Excerpt from a dataset:
————

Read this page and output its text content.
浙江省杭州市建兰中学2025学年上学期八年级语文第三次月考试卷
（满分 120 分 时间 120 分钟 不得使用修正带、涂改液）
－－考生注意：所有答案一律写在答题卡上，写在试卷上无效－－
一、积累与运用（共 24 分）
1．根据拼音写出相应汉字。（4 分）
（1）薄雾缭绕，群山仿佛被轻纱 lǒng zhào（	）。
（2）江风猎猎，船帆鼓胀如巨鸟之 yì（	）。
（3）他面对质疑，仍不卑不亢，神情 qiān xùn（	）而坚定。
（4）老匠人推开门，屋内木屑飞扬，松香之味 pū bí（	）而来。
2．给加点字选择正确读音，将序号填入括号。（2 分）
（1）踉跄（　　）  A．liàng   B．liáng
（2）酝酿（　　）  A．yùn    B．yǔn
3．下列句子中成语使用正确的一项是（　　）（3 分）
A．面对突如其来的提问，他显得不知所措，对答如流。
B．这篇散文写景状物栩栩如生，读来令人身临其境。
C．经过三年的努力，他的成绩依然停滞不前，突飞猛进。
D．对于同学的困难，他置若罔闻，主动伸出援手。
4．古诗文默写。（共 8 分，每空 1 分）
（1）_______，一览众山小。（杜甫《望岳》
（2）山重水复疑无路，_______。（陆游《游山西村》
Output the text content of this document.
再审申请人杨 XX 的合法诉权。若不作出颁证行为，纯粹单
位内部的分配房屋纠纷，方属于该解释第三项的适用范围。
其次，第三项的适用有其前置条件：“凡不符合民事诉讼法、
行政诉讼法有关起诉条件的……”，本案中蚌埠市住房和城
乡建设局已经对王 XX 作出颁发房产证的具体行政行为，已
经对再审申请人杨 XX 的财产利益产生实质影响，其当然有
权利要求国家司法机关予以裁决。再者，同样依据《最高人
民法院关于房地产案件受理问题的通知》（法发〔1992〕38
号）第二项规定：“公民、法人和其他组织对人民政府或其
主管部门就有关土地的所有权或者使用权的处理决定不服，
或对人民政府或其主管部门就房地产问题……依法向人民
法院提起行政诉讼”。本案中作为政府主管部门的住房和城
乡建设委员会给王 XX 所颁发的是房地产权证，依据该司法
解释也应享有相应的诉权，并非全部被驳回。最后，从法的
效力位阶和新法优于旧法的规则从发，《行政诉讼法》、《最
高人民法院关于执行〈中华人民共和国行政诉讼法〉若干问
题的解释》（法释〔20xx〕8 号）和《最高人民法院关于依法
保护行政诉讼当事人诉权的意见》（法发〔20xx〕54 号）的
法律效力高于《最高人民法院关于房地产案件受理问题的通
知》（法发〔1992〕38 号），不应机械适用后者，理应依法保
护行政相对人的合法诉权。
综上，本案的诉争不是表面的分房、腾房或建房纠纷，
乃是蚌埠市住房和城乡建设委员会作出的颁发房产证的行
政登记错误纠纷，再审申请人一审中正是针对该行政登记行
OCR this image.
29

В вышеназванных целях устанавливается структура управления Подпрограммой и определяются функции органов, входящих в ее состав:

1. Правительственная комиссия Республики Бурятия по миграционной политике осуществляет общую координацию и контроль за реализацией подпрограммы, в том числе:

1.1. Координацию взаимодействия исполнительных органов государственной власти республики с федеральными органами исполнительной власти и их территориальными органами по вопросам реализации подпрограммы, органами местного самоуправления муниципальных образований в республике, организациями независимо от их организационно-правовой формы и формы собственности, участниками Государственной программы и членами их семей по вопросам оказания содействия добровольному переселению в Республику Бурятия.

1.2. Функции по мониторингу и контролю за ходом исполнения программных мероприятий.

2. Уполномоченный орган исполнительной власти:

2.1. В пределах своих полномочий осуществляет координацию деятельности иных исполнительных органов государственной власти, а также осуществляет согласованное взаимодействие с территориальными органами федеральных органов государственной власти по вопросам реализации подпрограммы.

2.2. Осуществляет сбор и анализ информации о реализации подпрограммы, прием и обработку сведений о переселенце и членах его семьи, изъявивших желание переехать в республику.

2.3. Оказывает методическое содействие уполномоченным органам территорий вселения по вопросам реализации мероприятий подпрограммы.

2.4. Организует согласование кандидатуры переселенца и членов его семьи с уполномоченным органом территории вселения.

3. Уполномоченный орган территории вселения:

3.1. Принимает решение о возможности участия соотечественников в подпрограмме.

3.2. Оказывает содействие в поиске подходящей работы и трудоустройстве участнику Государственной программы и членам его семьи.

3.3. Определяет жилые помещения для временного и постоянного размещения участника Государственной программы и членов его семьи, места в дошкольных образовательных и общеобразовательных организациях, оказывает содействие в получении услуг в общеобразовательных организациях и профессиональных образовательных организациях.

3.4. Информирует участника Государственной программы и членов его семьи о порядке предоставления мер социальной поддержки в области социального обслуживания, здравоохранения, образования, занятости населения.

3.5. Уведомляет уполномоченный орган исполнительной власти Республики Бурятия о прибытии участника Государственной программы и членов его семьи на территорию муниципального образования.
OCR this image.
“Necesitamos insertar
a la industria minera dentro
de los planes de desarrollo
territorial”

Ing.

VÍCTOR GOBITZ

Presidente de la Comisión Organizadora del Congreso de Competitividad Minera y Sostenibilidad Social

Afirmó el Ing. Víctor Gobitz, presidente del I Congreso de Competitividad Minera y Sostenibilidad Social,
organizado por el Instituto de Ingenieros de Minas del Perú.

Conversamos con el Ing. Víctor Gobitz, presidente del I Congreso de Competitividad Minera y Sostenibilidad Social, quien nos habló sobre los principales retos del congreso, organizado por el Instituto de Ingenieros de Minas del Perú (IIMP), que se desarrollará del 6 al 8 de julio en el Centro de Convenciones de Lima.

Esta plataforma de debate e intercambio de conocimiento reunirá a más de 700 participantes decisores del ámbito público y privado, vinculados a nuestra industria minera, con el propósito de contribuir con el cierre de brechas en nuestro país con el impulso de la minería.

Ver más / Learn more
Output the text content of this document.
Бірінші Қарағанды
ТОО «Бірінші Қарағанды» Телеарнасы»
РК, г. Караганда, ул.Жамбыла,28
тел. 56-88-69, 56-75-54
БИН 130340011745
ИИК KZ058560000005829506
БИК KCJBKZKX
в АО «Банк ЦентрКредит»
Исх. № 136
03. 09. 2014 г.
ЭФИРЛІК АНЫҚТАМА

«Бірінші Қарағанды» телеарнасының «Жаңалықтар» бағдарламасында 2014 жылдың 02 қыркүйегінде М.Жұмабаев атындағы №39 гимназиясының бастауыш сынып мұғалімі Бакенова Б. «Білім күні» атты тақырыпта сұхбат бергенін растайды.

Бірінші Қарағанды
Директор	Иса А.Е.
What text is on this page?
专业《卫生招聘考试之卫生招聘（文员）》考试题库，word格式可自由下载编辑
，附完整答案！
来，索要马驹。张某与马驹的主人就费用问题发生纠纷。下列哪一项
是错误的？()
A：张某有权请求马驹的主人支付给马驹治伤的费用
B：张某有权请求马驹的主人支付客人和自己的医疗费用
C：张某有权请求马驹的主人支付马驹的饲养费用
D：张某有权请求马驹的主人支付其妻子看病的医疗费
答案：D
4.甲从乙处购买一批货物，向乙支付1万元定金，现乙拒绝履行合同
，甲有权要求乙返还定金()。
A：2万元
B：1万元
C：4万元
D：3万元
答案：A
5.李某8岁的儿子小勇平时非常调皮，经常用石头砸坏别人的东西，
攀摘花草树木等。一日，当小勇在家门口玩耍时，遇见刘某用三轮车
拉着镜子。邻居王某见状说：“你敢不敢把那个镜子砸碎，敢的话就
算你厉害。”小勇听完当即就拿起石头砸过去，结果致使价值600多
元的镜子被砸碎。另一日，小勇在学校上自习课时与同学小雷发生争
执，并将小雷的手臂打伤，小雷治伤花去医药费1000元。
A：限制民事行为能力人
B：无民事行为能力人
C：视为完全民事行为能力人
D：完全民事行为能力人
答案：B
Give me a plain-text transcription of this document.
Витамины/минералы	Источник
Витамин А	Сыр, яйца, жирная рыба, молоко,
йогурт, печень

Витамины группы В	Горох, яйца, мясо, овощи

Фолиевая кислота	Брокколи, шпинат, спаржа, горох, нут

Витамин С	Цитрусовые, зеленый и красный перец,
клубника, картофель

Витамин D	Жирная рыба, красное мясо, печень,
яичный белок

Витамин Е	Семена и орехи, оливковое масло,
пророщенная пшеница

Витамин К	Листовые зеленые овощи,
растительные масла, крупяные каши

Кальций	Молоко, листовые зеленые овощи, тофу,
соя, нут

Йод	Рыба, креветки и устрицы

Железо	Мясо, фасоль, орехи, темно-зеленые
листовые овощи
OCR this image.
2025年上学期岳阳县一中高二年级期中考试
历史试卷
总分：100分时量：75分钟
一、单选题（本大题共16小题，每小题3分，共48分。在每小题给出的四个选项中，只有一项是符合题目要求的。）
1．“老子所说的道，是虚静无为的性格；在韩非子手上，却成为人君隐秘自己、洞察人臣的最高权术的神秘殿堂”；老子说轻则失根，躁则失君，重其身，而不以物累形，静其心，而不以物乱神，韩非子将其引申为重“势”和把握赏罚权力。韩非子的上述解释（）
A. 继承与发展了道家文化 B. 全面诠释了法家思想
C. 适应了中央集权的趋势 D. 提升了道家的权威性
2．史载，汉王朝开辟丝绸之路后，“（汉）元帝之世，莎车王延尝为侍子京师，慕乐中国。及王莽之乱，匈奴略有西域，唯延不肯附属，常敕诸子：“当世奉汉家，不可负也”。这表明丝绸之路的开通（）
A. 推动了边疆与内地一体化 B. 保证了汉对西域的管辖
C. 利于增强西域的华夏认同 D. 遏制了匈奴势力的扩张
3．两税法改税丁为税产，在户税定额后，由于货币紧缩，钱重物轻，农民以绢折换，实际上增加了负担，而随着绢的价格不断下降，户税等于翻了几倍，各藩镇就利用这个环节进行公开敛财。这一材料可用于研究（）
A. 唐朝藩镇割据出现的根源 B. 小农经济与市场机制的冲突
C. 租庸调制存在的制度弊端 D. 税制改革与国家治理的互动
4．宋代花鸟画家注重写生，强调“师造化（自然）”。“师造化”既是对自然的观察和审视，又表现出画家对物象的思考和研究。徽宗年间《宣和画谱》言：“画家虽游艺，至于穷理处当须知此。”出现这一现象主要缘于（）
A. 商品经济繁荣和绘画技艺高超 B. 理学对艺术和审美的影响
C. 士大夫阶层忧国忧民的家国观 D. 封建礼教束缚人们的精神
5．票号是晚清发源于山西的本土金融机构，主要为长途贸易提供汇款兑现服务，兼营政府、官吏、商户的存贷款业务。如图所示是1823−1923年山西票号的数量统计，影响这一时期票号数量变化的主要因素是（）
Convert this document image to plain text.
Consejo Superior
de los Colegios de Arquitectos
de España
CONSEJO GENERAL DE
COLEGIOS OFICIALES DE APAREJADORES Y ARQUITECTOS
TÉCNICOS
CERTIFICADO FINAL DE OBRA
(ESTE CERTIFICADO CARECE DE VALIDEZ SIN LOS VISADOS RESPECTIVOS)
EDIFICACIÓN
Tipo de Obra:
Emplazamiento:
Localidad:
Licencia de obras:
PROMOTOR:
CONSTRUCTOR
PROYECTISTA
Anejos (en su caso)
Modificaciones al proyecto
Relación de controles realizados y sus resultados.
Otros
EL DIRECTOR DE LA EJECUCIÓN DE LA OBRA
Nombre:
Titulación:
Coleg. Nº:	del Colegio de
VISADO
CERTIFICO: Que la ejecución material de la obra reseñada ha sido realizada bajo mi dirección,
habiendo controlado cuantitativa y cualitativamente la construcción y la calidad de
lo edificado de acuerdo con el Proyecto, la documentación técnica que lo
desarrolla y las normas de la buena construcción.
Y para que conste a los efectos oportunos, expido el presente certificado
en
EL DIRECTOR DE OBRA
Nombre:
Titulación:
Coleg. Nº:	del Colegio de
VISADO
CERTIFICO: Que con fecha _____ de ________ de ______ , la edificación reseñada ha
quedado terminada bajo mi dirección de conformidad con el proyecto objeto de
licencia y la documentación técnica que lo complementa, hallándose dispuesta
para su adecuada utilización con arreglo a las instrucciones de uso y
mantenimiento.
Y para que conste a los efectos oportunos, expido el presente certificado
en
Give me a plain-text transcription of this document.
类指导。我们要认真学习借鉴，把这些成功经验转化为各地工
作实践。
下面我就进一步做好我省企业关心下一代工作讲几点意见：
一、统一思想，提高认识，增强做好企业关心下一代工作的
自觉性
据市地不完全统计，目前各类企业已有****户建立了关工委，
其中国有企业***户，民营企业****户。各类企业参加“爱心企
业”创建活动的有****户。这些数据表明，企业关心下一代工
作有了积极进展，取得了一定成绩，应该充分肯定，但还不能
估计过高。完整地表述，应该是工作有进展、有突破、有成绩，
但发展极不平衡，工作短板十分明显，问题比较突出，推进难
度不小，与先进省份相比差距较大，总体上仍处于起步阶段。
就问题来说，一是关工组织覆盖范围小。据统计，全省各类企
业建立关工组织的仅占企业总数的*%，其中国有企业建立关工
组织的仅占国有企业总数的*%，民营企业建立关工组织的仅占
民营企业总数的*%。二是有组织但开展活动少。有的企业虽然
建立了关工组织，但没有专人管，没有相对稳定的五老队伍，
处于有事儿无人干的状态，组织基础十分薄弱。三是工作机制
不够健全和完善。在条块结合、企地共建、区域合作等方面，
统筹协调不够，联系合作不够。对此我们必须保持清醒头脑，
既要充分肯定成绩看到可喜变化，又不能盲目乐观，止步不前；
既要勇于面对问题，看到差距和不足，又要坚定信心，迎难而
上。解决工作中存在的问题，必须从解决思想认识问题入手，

————

◆ **Goal**
Give only the number of lines in the preceding material that contain the string "Minas".

◆ **Solution below**
2